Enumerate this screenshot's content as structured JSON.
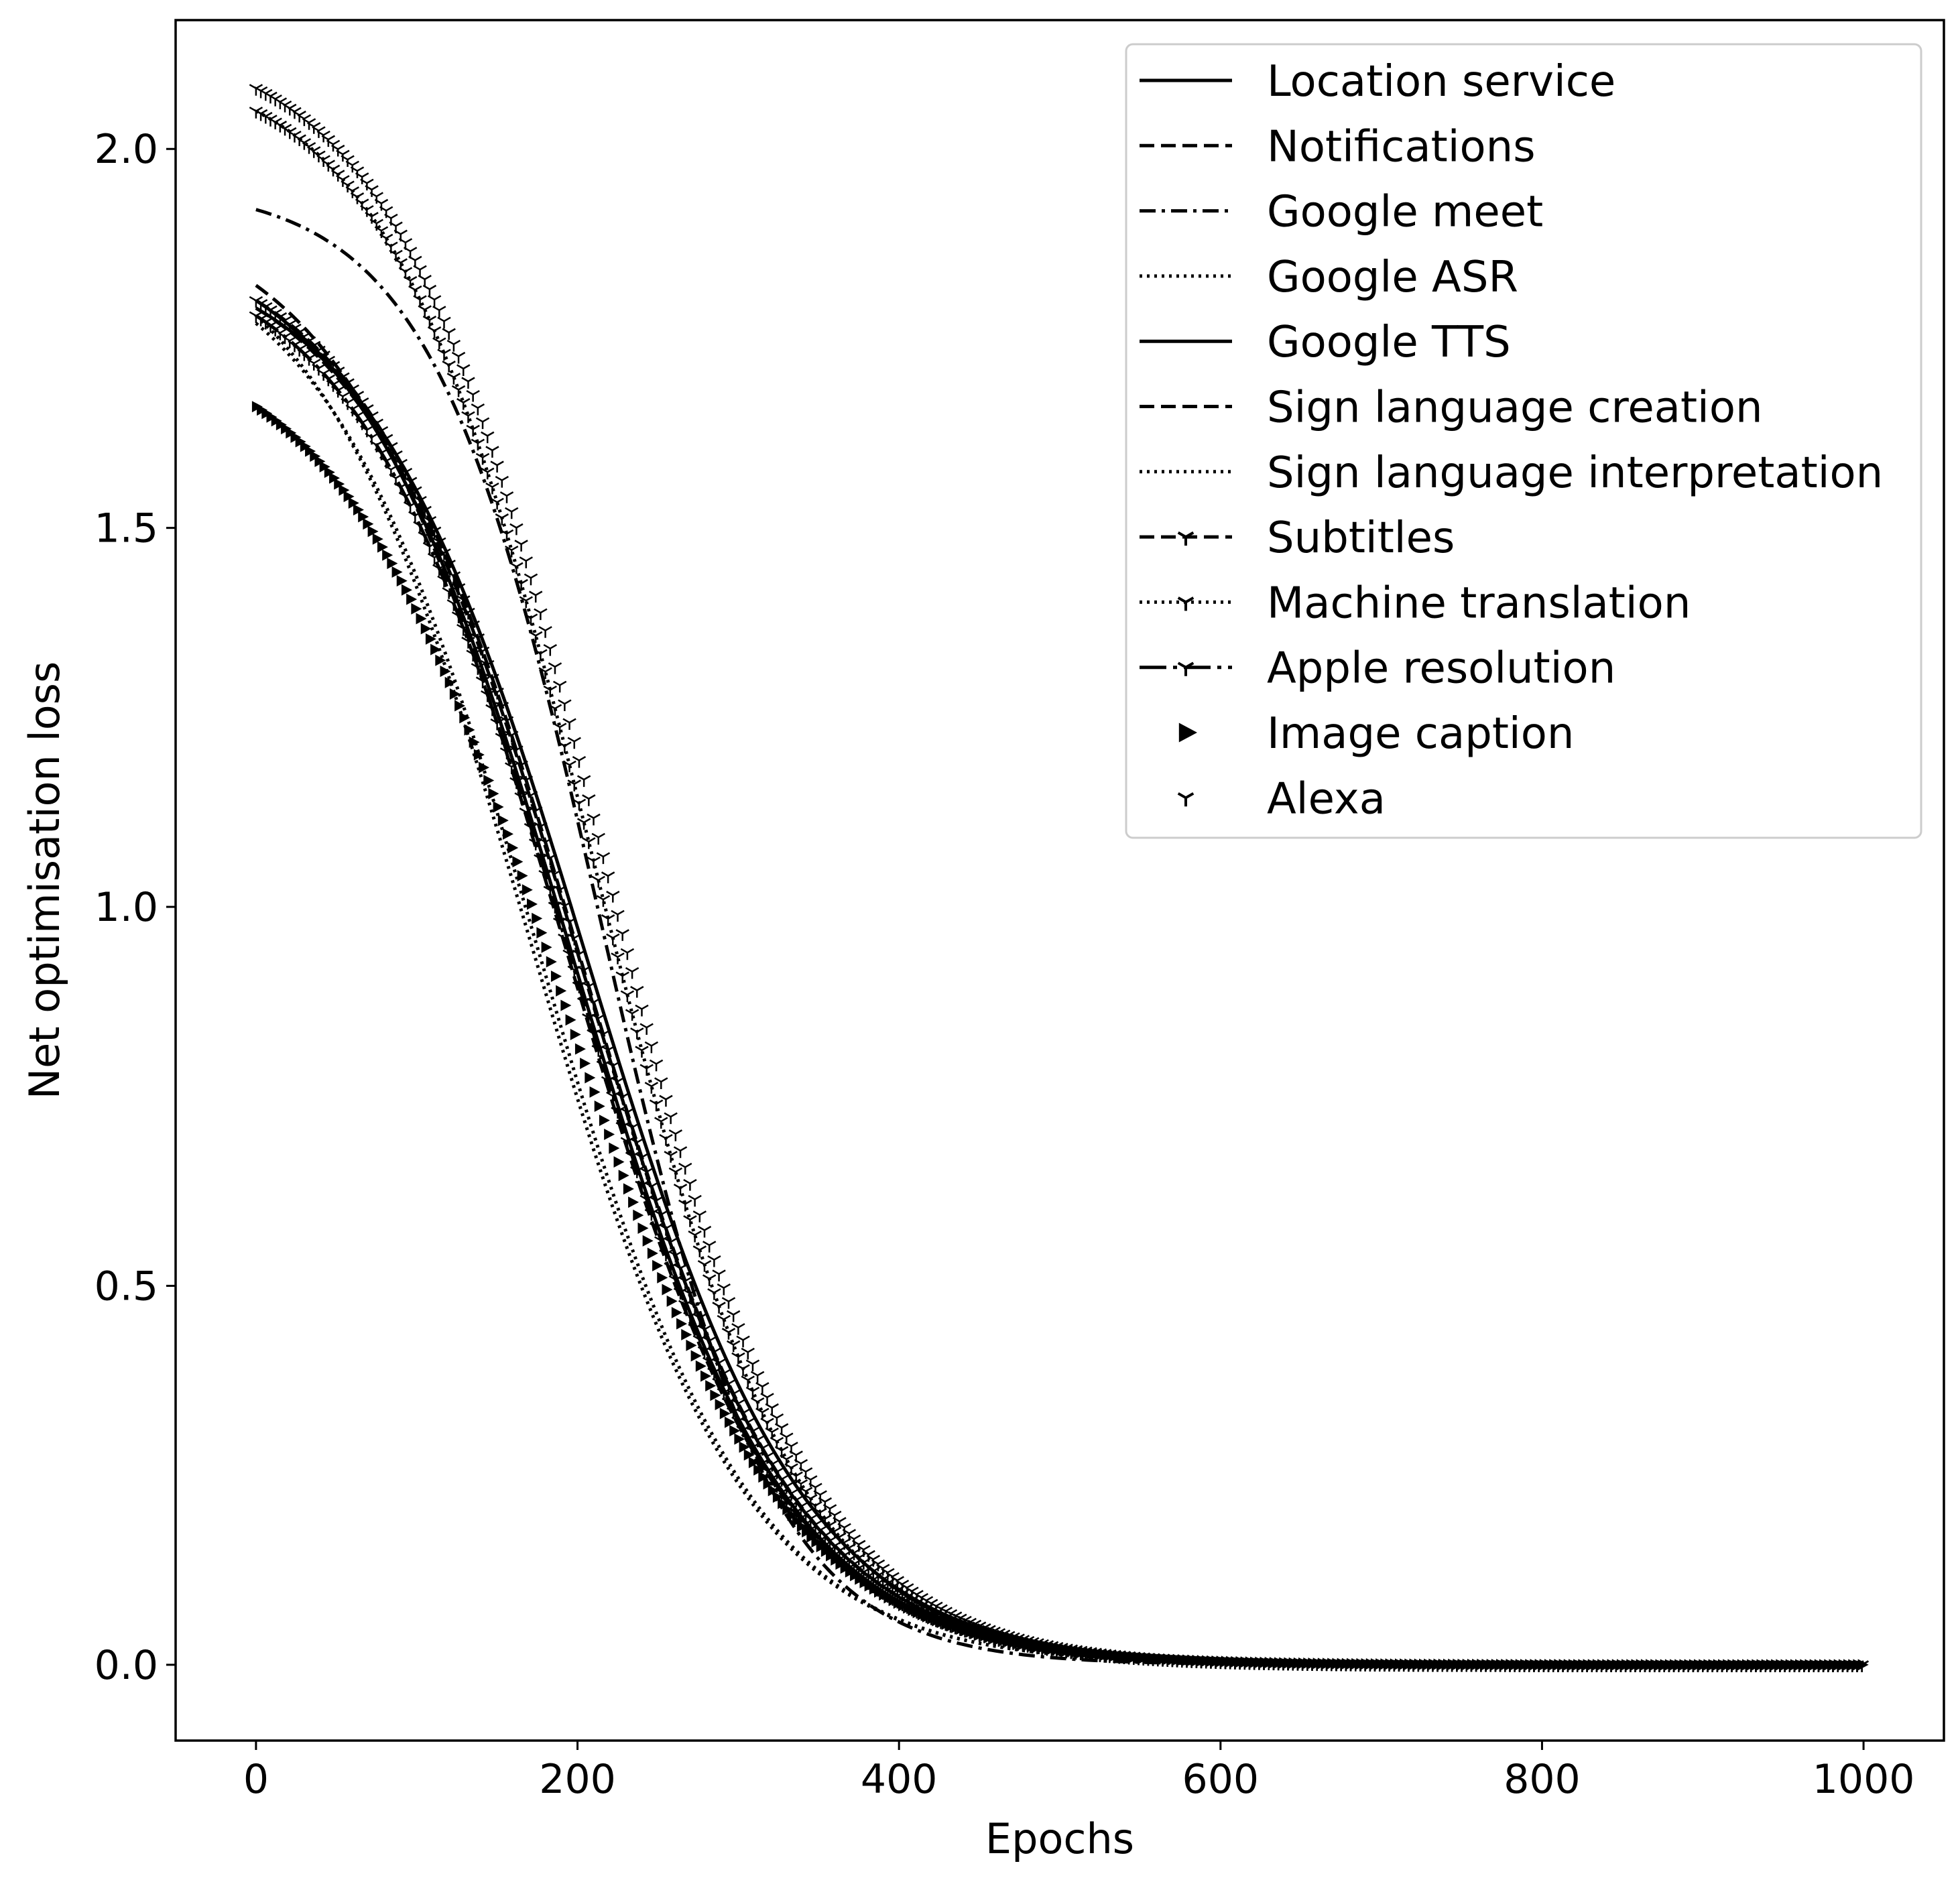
{
  "chart_data": {
    "type": "line",
    "title": "",
    "xlabel": "Epochs",
    "ylabel": "Net optimisation loss",
    "xlim": [
      -50,
      1050
    ],
    "ylim": [
      -0.1,
      2.17
    ],
    "xticks": [
      0,
      200,
      400,
      600,
      800,
      1000
    ],
    "xtick_labels": [
      "0",
      "200",
      "400",
      "600",
      "800",
      "1000"
    ],
    "yticks": [
      0.0,
      0.5,
      1.0,
      1.5,
      2.0
    ],
    "ytick_labels": [
      "0.0",
      "0.5",
      "1.0",
      "1.5",
      "2.0"
    ],
    "grid": false,
    "legend_position": "top-right",
    "line_color": "#000000",
    "series": [
      {
        "name": "Location service",
        "style": "solid",
        "marker": "none",
        "start": 1.8,
        "midpoint": 195,
        "steepness": 0.015
      },
      {
        "name": "Notifications",
        "style": "dashed",
        "marker": "none",
        "start": 1.82,
        "midpoint": 190,
        "steepness": 0.0148
      },
      {
        "name": "Google meet",
        "style": "dashdot",
        "marker": "none",
        "start": 1.92,
        "midpoint": 215,
        "steepness": 0.019
      },
      {
        "name": "Google ASR",
        "style": "dotted",
        "marker": "none",
        "start": 1.78,
        "midpoint": 170,
        "steepness": 0.015
      },
      {
        "name": "Google TTS",
        "style": "solid",
        "marker": "none",
        "start": 1.79,
        "midpoint": 205,
        "steepness": 0.0148
      },
      {
        "name": "Sign language creation",
        "style": "dashed",
        "marker": "none",
        "start": 1.79,
        "midpoint": 200,
        "steepness": 0.015
      },
      {
        "name": "Sign language interpretation",
        "style": "dotted",
        "marker": "none",
        "start": 1.77,
        "midpoint": 175,
        "steepness": 0.0152
      },
      {
        "name": "Subtitles",
        "style": "dashed",
        "marker": "tri_down",
        "start": 1.8,
        "midpoint": 200,
        "steepness": 0.015
      },
      {
        "name": "Machine translation",
        "style": "dotted",
        "marker": "tri_down",
        "start": 2.05,
        "midpoint": 210,
        "steepness": 0.016
      },
      {
        "name": "Apple resolution",
        "style": "dashdot_long",
        "marker": "tri_down",
        "start": 1.78,
        "midpoint": 195,
        "steepness": 0.015
      },
      {
        "name": "Image caption",
        "style": "none",
        "marker": "triangle_right",
        "start": 1.66,
        "midpoint": 190,
        "steepness": 0.0145
      },
      {
        "name": "Alexa",
        "style": "none",
        "marker": "tri_down",
        "start": 2.08,
        "midpoint": 215,
        "steepness": 0.0158
      }
    ]
  }
}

====================

*Task to complete:* Scan the material above and determine how many lines include the word "language"; report only the number.

*Correct answer:* 2